→ **Your instructions**: Nothing more is wanted than an exact repeat of the data below.
::: Records shown :::
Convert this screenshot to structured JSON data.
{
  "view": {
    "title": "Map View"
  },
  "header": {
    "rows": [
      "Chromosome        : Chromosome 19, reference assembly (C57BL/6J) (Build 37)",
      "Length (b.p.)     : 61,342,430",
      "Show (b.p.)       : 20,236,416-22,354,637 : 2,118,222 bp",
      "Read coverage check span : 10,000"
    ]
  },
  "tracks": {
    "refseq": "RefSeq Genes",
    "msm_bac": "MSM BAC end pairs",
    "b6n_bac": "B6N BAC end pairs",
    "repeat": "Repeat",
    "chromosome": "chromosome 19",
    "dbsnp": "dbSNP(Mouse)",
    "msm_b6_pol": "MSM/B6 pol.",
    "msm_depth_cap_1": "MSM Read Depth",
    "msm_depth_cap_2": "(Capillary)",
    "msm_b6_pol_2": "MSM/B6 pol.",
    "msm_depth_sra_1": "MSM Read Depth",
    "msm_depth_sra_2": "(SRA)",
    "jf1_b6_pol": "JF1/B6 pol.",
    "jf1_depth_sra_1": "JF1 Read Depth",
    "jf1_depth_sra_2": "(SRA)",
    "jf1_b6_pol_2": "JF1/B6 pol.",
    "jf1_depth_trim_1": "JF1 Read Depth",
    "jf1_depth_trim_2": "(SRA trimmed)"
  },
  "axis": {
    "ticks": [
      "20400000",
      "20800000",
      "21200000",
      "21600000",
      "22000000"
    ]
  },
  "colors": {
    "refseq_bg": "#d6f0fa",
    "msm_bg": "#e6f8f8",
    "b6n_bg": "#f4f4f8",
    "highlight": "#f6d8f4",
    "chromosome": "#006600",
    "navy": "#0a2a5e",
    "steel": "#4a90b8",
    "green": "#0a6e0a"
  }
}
:::
→ **Exercise result**:
Convert this screenshot to structured JSON data.
{
  "view": {
    "title": "Map View"
  },
  "header": {
    "rows": [
      "Chromosome        : Chromosome 19, reference assembly (C57BL/6J) (Build 37)",
      "Length (b.p.)     : 61,342,430",
      "Show (b.p.)       : 20,236,416-22,354,637 : 2,118,222 bp",
      "Read coverage check span : 10,000"
    ]
  },
  "tracks": {
    "refseq": "RefSeq Genes",
    "msm_bac": "MSM BAC end pairs",
    "b6n_bac": "B6N BAC end pairs",
    "repeat": "Repeat",
    "chromosome": "chromosome 19",
    "dbsnp": "dbSNP(Mouse)",
    "msm_b6_pol": "MSM/B6 pol.",
    "msm_depth_cap_1": "MSM Read Depth",
    "msm_depth_cap_2": "(Capillary)",
    "msm_b6_pol_2": "MSM/B6 pol.",
    "msm_depth_sra_1": "MSM Read Depth",
    "msm_depth_sra_2": "(SRA)",
    "jf1_b6_pol": "JF1/B6 pol.",
    "jf1_depth_sra_1": "JF1 Read Depth",
    "jf1_depth_sra_2": "(SRA)",
    "jf1_b6_pol_2": "JF1/B6 pol.",
    "jf1_depth_trim_1": "JF1 Read Depth",
    "jf1_depth_trim_2": "(SRA trimmed)"
  },
  "axis": {
    "ticks": [
      "20400000",
      "20800000",
      "21200000",
      "21600000",
      "22000000"
    ]
  },
  "colors": {
    "refseq_bg": "#d6f0fa",
    "msm_bg": "#e6f8f8",
    "b6n_bg": "#f4f4f8",
    "highlight": "#f6d8f4",
    "chromosome": "#006600",
    "navy": "#0a2a5e",
    "steel": "#4a90b8",
    "green": "#0a6e0a"
  }
}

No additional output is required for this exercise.